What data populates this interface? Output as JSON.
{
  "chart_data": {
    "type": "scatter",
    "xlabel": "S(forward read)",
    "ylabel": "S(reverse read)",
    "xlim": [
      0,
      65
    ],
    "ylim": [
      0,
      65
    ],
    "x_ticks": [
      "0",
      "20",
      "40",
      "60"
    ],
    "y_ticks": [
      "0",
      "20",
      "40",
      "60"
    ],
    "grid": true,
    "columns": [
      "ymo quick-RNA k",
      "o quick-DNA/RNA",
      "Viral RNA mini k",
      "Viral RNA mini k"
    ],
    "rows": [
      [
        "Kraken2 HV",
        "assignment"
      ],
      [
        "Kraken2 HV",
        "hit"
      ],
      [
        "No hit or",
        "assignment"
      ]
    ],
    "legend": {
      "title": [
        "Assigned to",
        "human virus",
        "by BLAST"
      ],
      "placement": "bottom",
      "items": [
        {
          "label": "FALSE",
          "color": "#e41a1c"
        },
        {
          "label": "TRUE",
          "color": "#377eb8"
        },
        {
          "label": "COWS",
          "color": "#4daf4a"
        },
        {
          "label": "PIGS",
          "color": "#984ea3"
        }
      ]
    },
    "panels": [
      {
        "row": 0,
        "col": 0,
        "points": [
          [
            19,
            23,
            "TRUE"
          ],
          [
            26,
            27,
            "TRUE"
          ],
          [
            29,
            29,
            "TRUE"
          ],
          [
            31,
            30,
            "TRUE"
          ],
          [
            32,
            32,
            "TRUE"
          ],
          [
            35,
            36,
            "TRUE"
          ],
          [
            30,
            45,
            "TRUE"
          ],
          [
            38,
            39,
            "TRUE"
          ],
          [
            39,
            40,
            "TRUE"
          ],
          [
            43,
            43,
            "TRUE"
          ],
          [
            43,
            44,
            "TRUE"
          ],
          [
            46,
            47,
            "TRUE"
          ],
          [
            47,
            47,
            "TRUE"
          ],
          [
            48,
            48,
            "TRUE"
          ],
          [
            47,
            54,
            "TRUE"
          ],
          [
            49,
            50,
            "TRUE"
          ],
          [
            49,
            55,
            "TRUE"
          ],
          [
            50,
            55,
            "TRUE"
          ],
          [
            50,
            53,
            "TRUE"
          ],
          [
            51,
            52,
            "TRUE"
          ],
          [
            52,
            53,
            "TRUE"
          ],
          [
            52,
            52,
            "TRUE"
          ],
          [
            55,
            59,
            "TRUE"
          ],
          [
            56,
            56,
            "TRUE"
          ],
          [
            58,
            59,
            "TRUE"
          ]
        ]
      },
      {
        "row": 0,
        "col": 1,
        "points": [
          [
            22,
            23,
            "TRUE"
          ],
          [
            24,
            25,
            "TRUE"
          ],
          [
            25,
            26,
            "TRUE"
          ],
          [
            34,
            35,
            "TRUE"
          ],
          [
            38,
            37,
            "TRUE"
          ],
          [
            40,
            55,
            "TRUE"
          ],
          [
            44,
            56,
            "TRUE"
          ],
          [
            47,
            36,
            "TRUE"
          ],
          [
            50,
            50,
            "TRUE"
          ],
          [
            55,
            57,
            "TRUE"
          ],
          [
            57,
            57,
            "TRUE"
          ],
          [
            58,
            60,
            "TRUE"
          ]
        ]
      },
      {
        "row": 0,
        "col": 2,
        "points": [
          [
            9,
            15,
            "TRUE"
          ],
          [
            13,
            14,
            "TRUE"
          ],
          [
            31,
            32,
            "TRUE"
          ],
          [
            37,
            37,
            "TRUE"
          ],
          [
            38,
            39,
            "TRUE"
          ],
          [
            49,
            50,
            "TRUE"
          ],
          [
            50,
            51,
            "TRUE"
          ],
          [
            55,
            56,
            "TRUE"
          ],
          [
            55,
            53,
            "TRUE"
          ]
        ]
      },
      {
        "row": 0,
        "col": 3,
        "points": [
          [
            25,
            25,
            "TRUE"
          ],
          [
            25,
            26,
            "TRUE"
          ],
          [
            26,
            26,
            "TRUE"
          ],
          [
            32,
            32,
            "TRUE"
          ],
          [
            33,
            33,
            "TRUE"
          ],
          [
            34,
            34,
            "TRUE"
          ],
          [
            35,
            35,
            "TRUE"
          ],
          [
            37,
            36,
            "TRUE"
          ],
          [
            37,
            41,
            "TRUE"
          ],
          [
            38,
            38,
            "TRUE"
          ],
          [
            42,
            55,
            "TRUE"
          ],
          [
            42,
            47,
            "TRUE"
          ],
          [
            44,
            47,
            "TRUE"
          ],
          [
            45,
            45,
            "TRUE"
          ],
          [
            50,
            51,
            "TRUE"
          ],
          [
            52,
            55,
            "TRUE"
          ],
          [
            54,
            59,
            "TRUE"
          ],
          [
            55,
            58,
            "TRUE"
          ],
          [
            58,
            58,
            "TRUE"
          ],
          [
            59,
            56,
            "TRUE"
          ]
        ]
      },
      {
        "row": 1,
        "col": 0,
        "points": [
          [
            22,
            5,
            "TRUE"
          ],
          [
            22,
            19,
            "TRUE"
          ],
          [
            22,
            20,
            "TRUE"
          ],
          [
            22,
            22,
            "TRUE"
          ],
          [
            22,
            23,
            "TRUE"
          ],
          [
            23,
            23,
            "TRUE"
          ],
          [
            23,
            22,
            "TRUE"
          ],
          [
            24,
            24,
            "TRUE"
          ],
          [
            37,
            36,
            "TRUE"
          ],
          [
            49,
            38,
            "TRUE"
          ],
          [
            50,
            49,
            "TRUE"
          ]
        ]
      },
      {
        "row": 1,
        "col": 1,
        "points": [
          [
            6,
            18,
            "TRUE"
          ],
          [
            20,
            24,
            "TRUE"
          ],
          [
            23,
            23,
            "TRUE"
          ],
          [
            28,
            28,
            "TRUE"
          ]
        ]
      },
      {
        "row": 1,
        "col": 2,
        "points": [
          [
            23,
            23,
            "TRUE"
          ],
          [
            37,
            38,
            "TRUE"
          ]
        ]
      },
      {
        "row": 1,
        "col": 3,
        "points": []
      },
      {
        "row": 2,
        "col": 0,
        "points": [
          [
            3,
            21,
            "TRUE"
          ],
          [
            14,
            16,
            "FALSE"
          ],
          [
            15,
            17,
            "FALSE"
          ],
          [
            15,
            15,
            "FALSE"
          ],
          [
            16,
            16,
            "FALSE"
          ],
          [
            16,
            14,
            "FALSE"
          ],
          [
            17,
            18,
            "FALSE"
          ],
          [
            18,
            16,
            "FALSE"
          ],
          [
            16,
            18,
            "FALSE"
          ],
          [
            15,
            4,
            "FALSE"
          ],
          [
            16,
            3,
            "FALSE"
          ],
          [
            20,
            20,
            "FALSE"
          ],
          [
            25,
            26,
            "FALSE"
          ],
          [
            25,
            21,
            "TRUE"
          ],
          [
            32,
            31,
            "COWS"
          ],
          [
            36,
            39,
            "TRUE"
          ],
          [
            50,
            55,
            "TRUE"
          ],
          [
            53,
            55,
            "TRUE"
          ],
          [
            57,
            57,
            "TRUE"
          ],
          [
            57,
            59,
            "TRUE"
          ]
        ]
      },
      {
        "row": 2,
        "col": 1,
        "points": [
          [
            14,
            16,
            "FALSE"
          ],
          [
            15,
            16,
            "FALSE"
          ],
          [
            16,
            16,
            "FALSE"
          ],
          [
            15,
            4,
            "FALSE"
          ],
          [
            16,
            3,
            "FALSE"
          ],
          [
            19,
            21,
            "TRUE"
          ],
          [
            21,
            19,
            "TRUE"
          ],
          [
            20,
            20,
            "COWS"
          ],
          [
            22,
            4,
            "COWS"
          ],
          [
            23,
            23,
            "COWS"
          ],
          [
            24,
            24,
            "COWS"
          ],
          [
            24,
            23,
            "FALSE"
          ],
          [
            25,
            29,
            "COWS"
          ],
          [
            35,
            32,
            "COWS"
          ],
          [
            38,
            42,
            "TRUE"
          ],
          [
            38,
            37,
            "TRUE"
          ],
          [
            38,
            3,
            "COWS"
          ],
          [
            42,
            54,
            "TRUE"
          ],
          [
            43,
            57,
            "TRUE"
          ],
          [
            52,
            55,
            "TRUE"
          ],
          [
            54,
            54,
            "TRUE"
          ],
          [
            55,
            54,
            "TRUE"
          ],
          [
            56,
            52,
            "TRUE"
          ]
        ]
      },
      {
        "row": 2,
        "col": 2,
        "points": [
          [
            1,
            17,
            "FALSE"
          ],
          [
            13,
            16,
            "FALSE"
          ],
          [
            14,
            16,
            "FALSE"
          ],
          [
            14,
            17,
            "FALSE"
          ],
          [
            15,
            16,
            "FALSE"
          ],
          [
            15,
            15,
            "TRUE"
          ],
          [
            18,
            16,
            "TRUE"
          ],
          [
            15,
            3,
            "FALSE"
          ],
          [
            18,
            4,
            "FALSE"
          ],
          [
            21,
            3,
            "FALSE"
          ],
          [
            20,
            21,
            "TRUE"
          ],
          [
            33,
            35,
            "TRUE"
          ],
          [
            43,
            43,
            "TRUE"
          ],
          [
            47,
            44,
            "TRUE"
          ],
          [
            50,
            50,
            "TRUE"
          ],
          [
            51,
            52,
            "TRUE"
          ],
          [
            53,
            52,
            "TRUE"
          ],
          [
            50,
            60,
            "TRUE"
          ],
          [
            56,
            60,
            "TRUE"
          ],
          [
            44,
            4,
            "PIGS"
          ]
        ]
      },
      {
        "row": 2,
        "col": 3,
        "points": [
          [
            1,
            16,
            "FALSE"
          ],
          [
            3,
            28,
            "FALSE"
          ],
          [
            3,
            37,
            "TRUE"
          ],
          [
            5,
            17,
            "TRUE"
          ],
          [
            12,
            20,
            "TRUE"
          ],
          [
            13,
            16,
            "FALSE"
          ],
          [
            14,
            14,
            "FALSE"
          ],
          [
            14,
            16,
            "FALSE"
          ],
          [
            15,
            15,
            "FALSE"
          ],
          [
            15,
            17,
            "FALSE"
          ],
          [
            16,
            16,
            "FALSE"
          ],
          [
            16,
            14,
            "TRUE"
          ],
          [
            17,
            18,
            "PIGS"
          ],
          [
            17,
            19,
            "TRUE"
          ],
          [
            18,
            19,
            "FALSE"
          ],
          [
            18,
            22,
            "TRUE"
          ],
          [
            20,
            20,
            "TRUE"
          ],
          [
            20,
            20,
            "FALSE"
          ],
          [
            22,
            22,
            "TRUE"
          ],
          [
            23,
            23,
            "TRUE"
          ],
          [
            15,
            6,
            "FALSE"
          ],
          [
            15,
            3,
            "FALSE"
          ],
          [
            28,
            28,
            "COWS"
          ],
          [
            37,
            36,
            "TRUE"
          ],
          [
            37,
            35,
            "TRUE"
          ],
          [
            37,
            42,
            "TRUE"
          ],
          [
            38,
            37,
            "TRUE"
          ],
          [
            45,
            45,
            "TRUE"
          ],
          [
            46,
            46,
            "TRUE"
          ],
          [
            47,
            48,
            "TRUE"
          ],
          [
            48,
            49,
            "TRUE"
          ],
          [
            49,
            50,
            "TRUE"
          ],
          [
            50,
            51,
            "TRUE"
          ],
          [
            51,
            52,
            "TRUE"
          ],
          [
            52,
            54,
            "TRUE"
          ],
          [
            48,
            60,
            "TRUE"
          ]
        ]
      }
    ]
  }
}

#### Exercise prompt:
What lines above hold the word "color"? List them all.

#### Completed exercise:
          "color": "#e41a1c"
          "color": "#377eb8"
          "color": "#4daf4a"
          "color": "#984ea3"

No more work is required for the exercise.